═════ DATASET EXTRACT ═════

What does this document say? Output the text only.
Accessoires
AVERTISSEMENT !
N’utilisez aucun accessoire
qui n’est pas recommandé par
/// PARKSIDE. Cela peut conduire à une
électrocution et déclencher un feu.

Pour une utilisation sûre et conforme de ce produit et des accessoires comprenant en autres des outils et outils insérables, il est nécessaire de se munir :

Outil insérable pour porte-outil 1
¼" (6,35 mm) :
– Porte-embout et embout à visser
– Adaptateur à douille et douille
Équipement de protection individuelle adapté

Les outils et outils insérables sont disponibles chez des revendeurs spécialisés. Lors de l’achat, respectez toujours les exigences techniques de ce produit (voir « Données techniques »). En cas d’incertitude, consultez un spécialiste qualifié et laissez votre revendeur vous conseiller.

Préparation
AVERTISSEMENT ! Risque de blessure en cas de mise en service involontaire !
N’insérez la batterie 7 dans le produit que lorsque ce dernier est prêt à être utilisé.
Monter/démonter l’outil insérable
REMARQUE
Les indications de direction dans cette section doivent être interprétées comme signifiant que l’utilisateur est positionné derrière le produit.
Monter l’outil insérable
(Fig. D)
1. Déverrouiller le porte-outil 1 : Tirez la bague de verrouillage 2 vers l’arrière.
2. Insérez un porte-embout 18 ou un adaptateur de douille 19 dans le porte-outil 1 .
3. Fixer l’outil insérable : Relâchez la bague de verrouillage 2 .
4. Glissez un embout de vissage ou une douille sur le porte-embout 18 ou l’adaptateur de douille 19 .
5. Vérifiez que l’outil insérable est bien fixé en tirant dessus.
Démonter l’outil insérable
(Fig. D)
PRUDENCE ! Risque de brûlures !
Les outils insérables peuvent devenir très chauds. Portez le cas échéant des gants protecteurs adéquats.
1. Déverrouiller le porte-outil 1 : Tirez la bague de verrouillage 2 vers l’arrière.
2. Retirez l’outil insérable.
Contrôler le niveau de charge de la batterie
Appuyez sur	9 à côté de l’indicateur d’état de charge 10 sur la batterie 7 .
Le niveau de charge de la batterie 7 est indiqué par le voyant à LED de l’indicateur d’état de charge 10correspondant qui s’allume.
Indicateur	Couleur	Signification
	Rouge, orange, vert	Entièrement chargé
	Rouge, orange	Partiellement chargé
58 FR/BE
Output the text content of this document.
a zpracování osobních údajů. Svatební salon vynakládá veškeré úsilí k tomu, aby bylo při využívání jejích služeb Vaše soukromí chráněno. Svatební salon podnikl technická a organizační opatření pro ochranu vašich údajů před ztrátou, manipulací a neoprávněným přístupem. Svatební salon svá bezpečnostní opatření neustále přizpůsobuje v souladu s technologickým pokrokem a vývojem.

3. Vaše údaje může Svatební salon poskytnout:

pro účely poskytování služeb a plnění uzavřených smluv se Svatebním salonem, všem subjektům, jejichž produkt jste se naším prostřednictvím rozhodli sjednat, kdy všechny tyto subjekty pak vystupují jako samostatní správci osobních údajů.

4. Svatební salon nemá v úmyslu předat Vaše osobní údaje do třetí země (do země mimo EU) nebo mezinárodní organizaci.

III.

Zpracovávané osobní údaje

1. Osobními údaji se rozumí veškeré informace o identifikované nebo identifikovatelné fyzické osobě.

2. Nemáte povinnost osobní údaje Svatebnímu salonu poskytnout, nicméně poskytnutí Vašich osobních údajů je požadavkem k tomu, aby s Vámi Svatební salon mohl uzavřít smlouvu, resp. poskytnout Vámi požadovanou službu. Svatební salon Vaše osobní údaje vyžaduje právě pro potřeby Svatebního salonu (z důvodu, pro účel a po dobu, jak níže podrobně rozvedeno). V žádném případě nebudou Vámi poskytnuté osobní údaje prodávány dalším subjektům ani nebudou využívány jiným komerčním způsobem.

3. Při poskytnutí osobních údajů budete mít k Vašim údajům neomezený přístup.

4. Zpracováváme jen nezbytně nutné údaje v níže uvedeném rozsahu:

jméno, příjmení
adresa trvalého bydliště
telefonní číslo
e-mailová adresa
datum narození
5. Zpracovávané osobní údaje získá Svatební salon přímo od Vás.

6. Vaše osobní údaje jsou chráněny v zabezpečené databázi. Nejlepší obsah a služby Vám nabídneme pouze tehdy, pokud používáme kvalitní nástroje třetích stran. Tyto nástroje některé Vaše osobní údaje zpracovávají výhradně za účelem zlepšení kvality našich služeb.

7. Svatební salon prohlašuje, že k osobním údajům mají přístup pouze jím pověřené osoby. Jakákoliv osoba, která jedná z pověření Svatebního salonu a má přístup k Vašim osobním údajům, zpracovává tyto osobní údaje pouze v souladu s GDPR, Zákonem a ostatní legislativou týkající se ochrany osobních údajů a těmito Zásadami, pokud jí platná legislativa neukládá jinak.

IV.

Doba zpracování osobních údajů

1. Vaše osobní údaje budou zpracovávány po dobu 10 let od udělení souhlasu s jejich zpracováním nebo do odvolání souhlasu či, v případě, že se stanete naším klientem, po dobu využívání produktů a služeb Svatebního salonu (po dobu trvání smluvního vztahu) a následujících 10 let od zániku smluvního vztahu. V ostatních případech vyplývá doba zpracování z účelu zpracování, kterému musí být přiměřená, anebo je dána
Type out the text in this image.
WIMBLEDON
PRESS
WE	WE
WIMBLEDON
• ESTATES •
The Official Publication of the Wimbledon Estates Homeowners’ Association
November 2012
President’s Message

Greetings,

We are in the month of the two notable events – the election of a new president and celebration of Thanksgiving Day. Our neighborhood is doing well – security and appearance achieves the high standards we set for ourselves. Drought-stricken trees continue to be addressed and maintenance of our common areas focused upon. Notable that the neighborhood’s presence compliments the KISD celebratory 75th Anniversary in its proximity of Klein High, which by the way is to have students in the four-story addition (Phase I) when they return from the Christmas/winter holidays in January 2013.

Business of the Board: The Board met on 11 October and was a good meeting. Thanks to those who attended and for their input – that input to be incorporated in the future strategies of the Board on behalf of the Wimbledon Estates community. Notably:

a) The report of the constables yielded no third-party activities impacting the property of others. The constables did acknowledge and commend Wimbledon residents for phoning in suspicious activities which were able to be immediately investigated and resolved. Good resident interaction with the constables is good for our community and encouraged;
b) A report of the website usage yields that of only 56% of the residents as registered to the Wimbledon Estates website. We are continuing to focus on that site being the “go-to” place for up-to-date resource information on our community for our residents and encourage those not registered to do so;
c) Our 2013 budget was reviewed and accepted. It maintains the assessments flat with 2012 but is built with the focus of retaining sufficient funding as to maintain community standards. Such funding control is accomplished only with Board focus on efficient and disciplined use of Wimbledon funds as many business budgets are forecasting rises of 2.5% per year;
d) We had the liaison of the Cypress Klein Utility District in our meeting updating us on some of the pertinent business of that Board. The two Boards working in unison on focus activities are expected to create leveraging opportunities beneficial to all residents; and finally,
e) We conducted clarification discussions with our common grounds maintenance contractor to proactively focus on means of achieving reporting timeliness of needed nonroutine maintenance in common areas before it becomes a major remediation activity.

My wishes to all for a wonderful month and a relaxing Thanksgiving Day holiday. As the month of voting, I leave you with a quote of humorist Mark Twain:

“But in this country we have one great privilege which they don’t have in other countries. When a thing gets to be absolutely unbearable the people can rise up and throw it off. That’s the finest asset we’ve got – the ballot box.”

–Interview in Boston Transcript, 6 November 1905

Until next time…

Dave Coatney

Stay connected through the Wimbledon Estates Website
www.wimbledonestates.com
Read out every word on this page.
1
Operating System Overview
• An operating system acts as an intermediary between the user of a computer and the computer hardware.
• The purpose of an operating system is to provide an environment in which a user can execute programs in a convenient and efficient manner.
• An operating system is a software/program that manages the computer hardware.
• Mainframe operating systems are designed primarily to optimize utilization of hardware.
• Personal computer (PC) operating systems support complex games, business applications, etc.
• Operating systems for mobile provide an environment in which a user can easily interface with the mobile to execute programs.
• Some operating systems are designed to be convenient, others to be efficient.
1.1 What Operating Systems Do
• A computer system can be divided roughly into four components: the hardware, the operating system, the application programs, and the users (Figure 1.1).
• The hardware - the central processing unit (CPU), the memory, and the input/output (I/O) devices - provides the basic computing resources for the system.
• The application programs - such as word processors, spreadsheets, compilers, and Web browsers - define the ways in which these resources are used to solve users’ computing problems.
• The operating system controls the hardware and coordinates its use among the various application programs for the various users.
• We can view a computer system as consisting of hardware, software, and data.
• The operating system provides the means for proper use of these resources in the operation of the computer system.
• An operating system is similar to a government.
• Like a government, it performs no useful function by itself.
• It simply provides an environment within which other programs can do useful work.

═════

PROMPT:
Lines of the listing that contain the word "insérables" are to be counted; report only their number.

RESPONSE TO THE EXERCISE:
3